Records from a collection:
==============================

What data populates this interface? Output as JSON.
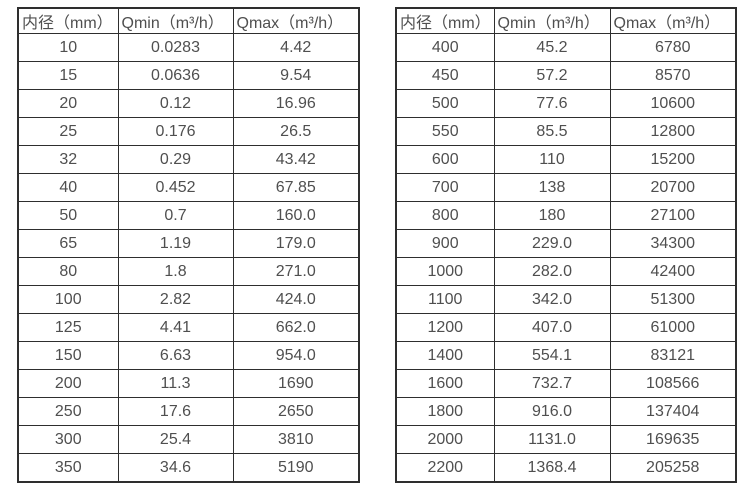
{
  "page": {
    "background_color": "#ffffff",
    "text_color": "#4f4f4f",
    "border_color": "#2e2e2e"
  },
  "tables": [
    {
      "name": "flow-rate-table-small-diameters",
      "headers": [
        "内径（mm）",
        "Qmin（m³/h）",
        "Qmax（m³/h）"
      ],
      "rows": [
        [
          "10",
          "0.0283",
          "4.42"
        ],
        [
          "15",
          "0.0636",
          "9.54"
        ],
        [
          "20",
          "0.12",
          "16.96"
        ],
        [
          "25",
          "0.176",
          "26.5"
        ],
        [
          "32",
          "0.29",
          "43.42"
        ],
        [
          "40",
          "0.452",
          "67.85"
        ],
        [
          "50",
          "0.7",
          "160.0"
        ],
        [
          "65",
          "1.19",
          "179.0"
        ],
        [
          "80",
          "1.8",
          "271.0"
        ],
        [
          "100",
          "2.82",
          "424.0"
        ],
        [
          "125",
          "4.41",
          "662.0"
        ],
        [
          "150",
          "6.63",
          "954.0"
        ],
        [
          "200",
          "11.3",
          "1690"
        ],
        [
          "250",
          "17.6",
          "2650"
        ],
        [
          "300",
          "25.4",
          "3810"
        ],
        [
          "350",
          "34.6",
          "5190"
        ]
      ]
    },
    {
      "name": "flow-rate-table-large-diameters",
      "headers": [
        "内径（mm）",
        "Qmin（m³/h）",
        "Qmax（m³/h）"
      ],
      "rows": [
        [
          "400",
          "45.2",
          "6780"
        ],
        [
          "450",
          "57.2",
          "8570"
        ],
        [
          "500",
          "77.6",
          "10600"
        ],
        [
          "550",
          "85.5",
          "12800"
        ],
        [
          "600",
          "110",
          "15200"
        ],
        [
          "700",
          "138",
          "20700"
        ],
        [
          "800",
          "180",
          "27100"
        ],
        [
          "900",
          "229.0",
          "34300"
        ],
        [
          "1000",
          "282.0",
          "42400"
        ],
        [
          "1100",
          "342.0",
          "51300"
        ],
        [
          "1200",
          "407.0",
          "61000"
        ],
        [
          "1400",
          "554.1",
          "83121"
        ],
        [
          "1600",
          "732.7",
          "108566"
        ],
        [
          "1800",
          "916.0",
          "137404"
        ],
        [
          "2000",
          "1131.0",
          "169635"
        ],
        [
          "2200",
          "1368.4",
          "205258"
        ]
      ]
    }
  ]
}
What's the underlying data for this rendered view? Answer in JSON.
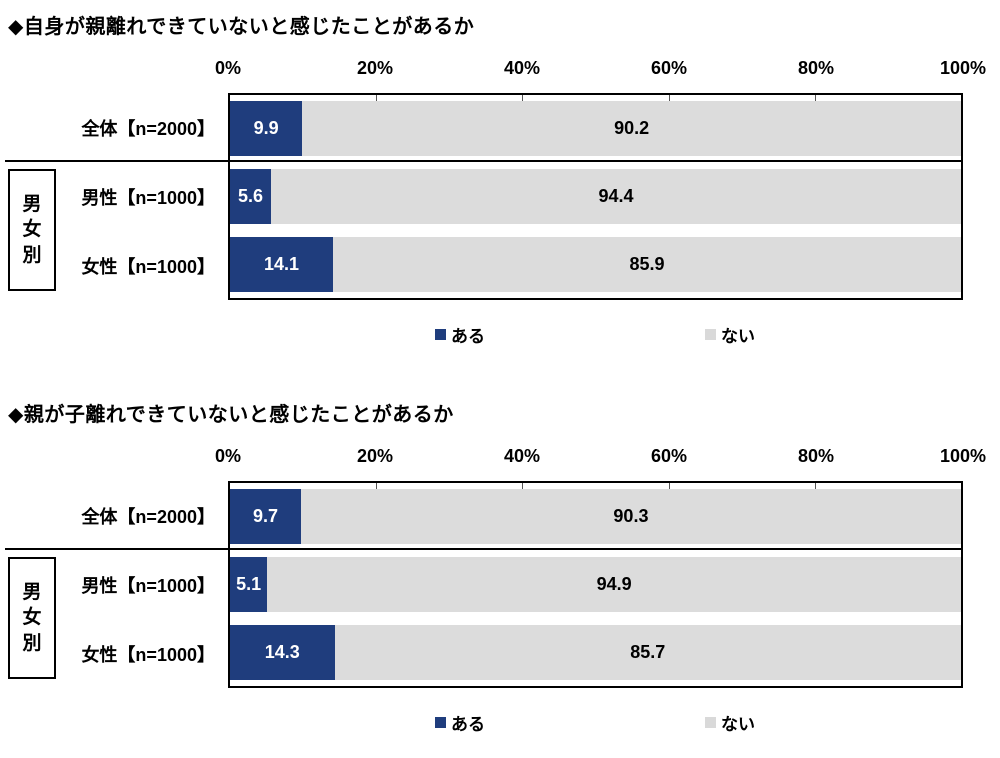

==============================

TASK PROMPT — Repeat the data exactly, dropping every picture it holds.

ANSWER TO THE PROBLEM —
What data populates this interface? Output as JSON.
{
  "page": {
    "background_color": "#ffffff",
    "text_color": "#4f4f4f",
    "border_color": "#2e2e2e"
  },
  "tables": [
    {
      "name": "flow-rate-table-small-diameters",
      "headers": [
        "内径（mm）",
        "Qmin（m³/h）",
        "Qmax（m³/h）"
      ],
      "rows": [
        [
          "10",
          "0.0283",
          "4.42"
        ],
        [
          "15",
          "0.0636",
          "9.54"
        ],
        [
          "20",
          "0.12",
          "16.96"
        ],
        [
          "25",
          "0.176",
          "26.5"
        ],
        [
          "32",
          "0.29",
          "43.42"
        ],
        [
          "40",
          "0.452",
          "67.85"
        ],
        [
          "50",
          "0.7",
          "160.0"
        ],
        [
          "65",
          "1.19",
          "179.0"
        ],
        [
          "80",
          "1.8",
          "271.0"
        ],
        [
          "100",
          "2.82",
          "424.0"
        ],
        [
          "125",
          "4.41",
          "662.0"
        ],
        [
          "150",
          "6.63",
          "954.0"
        ],
        [
          "200",
          "11.3",
          "1690"
        ],
        [
          "250",
          "17.6",
          "2650"
        ],
        [
          "300",
          "25.4",
          "3810"
        ],
        [
          "350",
          "34.6",
          "5190"
        ]
      ]
    },
    {
      "name": "flow-rate-table-large-diameters",
      "headers": [
        "内径（mm）",
        "Qmin（m³/h）",
        "Qmax（m³/h）"
      ],
      "rows": [
        [
          "400",
          "45.2",
          "6780"
        ],
        [
          "450",
          "57.2",
          "8570"
        ],
        [
          "500",
          "77.6",
          "10600"
        ],
        [
          "550",
          "85.5",
          "12800"
        ],
        [
          "600",
          "110",
          "15200"
        ],
        [
          "700",
          "138",
          "20700"
        ],
        [
          "800",
          "180",
          "27100"
        ],
        [
          "900",
          "229.0",
          "34300"
        ],
        [
          "1000",
          "282.0",
          "42400"
        ],
        [
          "1100",
          "342.0",
          "51300"
        ],
        [
          "1200",
          "407.0",
          "61000"
        ],
        [
          "1400",
          "554.1",
          "83121"
        ],
        [
          "1600",
          "732.7",
          "108566"
        ],
        [
          "1800",
          "916.0",
          "137404"
        ],
        [
          "2000",
          "1131.0",
          "169635"
        ],
        [
          "2200",
          "1368.4",
          "205258"
        ]
      ]
    }
  ]
}
What's the underlying data for this rendered view? Answer in JSON.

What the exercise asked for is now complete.